>>

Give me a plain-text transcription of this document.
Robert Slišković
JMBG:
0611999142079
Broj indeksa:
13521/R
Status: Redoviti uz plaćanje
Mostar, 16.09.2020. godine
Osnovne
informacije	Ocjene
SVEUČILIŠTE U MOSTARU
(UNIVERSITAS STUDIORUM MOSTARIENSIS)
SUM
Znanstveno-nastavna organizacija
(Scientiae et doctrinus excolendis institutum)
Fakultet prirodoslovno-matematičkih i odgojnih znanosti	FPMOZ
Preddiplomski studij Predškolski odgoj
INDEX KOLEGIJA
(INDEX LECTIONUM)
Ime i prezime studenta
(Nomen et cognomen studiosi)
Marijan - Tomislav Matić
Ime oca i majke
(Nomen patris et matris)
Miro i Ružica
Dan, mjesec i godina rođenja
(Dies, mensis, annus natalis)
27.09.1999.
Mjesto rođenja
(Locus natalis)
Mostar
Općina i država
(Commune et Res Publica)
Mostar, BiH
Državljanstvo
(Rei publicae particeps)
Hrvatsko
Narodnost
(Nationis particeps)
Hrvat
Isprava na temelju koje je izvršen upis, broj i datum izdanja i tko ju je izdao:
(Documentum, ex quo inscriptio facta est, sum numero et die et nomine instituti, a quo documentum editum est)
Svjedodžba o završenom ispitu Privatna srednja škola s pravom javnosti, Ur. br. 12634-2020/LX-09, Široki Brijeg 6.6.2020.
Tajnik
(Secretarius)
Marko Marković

<<

> **Work to be completed**
The listing above must be transcribed exactly, line by line.

> **Full answer**
Give me a plain-text transcription of this document.
Robert Slišković
JMBG:
0611999142079
Broj indeksa:
13521/R
Status: Redoviti uz plaćanje
Mostar, 16.09.2020. godine
Osnovne
informacije	Ocjene
SVEUČILIŠTE U MOSTARU
(UNIVERSITAS STUDIORUM MOSTARIENSIS)
SUM
Znanstveno-nastavna organizacija
(Scientiae et doctrinus excolendis institutum)
Fakultet prirodoslovno-matematičkih i odgojnih znanosti	FPMOZ
Preddiplomski studij Predškolski odgoj
INDEX KOLEGIJA
(INDEX LECTIONUM)
Ime i prezime studenta
(Nomen et cognomen studiosi)
Marijan - Tomislav Matić
Ime oca i majke
(Nomen patris et matris)
Miro i Ružica
Dan, mjesec i godina rođenja
(Dies, mensis, annus natalis)
27.09.1999.
Mjesto rođenja
(Locus natalis)
Mostar
Općina i država
(Commune et Res Publica)
Mostar, BiH
Državljanstvo
(Rei publicae particeps)
Hrvatsko
Narodnost
(Nationis particeps)
Hrvat
Isprava na temelju koje je izvršen upis, broj i datum izdanja i tko ju je izdao:
(Documentum, ex quo inscriptio facta est, sum numero et die et nomine instituti, a quo documentum editum est)
Svjedodžba o završenom ispitu Privatna srednja škola s pravom javnosti, Ur. br. 12634-2020/LX-09, Široki Brijeg 6.6.2020.
Tajnik
(Secretarius)
Marko Marković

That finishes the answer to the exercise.